Task directions:
List each line of the data that holds the string "Standard".

● ● ● ●

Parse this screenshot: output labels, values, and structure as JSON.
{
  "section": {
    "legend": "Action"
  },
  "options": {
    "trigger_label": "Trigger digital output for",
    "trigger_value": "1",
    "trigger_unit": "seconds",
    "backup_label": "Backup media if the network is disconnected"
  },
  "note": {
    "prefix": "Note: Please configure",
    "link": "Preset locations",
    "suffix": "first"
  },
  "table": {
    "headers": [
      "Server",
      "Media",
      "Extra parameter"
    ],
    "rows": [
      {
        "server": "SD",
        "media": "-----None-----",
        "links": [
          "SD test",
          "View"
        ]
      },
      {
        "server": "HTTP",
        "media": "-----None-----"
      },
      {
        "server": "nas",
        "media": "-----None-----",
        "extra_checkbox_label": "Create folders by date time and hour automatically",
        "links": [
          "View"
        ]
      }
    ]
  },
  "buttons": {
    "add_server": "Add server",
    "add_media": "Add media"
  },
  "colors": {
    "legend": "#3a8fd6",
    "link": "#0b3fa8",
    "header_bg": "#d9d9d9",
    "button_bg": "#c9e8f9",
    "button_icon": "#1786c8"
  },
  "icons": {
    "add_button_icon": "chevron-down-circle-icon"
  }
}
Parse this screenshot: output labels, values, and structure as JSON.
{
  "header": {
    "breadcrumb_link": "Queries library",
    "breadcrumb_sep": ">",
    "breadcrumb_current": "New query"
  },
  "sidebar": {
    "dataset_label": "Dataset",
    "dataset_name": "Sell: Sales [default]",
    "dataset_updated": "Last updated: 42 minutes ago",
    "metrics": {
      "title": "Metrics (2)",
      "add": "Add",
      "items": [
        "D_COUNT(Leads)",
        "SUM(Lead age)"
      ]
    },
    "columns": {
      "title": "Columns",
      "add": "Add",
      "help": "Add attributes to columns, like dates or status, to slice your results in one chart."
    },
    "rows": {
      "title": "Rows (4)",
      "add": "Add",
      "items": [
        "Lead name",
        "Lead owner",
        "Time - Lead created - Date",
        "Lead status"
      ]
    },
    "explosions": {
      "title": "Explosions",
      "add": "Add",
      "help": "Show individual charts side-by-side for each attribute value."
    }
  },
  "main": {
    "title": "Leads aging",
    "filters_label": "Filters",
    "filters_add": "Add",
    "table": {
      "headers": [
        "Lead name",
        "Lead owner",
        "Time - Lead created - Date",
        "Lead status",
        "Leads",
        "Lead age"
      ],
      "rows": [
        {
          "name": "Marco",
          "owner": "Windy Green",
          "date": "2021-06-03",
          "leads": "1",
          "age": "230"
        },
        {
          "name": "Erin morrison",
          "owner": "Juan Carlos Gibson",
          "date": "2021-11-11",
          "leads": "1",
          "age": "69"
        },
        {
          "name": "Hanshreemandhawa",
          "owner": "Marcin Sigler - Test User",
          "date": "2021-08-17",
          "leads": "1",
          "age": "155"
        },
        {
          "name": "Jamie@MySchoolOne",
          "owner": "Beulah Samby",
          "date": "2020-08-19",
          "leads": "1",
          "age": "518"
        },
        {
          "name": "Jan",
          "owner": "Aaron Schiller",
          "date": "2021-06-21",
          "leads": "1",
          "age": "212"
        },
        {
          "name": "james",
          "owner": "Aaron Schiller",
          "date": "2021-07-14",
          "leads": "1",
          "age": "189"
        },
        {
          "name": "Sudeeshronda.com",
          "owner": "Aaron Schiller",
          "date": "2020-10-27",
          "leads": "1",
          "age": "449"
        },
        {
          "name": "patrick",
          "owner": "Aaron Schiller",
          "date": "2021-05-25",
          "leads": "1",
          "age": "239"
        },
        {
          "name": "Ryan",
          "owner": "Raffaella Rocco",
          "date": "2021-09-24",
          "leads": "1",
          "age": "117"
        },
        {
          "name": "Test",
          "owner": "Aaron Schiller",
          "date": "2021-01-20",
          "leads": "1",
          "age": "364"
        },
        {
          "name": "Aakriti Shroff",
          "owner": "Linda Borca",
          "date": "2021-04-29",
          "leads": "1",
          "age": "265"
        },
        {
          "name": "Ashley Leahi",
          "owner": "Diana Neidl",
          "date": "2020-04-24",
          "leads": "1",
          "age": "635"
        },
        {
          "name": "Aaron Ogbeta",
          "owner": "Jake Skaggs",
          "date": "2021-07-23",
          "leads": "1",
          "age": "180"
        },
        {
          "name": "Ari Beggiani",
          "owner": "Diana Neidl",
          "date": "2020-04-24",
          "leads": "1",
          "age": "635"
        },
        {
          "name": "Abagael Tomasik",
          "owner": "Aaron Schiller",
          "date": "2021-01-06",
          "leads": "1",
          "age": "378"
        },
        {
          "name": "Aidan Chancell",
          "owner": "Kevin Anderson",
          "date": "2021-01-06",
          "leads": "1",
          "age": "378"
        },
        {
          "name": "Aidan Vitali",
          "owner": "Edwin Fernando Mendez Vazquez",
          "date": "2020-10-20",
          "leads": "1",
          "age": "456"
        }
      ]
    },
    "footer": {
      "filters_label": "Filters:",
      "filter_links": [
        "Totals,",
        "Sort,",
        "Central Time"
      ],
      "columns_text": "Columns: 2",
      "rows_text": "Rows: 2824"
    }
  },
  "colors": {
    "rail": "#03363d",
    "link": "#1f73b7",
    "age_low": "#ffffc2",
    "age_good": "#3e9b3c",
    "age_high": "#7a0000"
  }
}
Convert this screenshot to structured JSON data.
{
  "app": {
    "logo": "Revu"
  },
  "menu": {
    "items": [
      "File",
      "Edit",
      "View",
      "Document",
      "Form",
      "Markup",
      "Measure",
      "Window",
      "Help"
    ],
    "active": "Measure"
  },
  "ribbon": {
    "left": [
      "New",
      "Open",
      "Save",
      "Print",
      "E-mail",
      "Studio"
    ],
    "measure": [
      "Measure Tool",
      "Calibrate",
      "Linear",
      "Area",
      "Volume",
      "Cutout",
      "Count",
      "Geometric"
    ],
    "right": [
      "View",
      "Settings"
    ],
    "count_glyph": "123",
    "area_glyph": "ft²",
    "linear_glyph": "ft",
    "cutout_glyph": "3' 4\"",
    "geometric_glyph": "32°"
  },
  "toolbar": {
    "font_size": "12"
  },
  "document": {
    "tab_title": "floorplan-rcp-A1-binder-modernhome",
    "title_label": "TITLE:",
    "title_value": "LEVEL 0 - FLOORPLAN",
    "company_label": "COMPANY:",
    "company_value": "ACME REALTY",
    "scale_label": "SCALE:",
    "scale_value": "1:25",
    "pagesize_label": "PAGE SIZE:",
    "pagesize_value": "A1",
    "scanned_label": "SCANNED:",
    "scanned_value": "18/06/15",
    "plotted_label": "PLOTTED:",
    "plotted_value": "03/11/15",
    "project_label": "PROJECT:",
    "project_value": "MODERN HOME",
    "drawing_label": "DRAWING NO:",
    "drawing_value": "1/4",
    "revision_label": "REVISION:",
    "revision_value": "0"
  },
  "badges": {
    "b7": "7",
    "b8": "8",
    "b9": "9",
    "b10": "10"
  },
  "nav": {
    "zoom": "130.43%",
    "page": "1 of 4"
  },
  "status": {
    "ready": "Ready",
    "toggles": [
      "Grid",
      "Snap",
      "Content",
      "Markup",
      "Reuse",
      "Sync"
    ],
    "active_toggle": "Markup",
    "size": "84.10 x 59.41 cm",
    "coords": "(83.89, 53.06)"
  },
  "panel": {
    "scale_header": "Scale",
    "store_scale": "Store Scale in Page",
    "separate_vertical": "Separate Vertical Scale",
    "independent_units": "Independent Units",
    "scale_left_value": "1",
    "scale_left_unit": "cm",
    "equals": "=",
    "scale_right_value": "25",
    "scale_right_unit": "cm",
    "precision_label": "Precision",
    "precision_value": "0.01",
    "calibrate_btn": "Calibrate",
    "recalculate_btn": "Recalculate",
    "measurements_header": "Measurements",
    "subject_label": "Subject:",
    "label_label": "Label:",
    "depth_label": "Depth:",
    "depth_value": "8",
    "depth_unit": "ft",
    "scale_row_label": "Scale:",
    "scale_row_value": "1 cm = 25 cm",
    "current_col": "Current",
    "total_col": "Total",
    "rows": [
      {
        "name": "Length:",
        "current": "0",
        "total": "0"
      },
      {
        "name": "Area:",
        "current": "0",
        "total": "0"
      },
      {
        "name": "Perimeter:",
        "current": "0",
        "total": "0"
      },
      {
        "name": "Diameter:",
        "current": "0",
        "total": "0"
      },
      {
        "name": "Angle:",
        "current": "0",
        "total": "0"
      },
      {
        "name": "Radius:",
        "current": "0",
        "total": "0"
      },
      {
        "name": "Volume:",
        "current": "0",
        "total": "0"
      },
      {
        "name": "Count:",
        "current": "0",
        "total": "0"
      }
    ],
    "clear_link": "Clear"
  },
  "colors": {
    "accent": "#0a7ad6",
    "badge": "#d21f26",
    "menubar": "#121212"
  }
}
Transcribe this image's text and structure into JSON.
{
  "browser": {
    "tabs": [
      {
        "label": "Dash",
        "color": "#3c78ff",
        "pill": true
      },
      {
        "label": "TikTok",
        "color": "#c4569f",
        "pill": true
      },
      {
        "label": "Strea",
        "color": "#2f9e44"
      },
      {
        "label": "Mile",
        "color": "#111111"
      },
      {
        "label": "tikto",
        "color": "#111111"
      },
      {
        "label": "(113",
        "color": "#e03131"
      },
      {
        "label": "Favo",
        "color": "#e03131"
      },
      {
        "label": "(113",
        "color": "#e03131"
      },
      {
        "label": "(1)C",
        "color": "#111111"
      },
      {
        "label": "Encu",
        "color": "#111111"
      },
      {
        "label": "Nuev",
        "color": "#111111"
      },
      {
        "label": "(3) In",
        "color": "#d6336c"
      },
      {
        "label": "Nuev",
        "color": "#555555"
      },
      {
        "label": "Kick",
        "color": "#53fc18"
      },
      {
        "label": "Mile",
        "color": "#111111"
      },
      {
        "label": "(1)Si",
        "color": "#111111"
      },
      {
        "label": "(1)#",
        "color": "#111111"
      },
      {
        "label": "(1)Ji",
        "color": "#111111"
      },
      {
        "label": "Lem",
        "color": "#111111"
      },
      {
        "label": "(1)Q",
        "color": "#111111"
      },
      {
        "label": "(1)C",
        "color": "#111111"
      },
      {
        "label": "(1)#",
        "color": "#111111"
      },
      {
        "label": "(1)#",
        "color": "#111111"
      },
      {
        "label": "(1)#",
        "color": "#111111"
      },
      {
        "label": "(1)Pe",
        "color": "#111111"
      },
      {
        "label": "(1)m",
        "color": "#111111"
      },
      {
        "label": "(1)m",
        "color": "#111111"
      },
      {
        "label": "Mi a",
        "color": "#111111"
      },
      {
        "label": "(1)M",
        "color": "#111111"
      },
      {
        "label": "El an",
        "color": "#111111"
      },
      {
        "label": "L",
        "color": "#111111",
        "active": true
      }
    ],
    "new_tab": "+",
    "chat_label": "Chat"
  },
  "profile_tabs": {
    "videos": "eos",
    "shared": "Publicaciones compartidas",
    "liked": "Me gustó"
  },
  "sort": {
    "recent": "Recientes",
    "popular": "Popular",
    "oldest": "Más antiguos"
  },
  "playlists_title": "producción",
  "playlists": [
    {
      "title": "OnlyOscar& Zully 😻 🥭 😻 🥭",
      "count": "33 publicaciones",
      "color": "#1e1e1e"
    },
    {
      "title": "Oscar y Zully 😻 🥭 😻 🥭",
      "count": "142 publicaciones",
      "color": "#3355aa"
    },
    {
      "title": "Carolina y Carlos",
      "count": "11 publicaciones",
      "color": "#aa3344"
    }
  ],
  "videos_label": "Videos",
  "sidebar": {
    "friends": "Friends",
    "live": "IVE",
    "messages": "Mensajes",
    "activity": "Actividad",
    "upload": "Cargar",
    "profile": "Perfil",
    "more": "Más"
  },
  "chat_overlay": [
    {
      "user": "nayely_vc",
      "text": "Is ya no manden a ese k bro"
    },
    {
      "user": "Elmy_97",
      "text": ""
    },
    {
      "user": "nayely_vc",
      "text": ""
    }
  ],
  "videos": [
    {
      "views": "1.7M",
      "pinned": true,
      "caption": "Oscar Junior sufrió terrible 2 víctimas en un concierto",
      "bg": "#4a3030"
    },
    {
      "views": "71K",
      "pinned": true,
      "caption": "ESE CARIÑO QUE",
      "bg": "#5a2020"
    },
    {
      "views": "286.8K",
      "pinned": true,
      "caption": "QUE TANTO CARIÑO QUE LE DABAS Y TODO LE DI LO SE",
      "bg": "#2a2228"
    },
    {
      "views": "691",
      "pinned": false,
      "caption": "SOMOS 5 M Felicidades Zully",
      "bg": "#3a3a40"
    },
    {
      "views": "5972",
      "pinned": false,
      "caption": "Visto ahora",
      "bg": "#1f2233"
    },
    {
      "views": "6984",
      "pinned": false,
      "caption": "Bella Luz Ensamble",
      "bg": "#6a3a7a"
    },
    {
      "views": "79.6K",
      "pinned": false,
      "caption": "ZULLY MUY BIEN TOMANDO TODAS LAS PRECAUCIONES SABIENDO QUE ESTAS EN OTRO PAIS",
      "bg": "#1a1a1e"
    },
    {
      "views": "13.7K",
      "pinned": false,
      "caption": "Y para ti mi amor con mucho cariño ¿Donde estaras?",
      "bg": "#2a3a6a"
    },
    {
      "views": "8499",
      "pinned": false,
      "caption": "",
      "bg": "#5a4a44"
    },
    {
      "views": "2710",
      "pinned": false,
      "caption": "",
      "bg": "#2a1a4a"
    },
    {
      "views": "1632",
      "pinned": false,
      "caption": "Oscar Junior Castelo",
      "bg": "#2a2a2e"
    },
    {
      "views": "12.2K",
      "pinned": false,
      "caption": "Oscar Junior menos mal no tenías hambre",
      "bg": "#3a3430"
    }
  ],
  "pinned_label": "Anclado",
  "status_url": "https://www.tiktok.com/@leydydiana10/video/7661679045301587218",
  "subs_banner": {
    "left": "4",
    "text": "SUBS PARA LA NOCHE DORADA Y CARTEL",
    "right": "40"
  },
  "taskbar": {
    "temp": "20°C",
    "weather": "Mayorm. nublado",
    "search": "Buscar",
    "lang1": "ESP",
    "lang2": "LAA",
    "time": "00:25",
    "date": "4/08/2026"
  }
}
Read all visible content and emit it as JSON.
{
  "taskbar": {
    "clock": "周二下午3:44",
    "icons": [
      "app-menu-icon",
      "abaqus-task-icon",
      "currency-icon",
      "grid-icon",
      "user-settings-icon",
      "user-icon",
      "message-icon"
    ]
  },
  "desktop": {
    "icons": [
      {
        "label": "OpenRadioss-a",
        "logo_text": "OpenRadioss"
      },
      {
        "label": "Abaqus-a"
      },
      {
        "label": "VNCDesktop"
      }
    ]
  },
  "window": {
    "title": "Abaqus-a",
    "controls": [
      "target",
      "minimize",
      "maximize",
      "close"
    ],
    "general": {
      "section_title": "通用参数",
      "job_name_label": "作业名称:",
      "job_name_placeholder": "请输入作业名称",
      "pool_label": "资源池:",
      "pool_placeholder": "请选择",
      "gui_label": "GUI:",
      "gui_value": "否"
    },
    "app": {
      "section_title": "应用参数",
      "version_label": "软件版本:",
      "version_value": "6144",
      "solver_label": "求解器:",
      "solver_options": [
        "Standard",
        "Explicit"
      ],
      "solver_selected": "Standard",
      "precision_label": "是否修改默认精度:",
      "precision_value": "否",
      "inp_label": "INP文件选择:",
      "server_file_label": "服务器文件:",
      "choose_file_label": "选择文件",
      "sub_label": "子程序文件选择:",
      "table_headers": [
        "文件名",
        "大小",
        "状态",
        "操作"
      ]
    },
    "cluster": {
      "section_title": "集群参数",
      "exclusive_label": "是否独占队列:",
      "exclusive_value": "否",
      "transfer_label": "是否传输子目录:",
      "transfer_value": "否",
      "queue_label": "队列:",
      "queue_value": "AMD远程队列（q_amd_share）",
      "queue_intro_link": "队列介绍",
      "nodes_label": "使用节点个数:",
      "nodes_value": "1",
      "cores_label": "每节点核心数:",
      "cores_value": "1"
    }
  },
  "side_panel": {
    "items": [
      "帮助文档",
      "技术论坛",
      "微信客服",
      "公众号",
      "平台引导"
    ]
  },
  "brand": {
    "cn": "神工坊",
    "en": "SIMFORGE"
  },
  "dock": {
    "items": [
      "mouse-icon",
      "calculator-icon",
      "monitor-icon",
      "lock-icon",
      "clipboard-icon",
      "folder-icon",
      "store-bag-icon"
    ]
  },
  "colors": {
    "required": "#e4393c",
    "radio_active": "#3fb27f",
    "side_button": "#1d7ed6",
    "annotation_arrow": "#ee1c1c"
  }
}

● ● ● ●

Full solution:
        "Standard",
      "solver_selected": "Standard",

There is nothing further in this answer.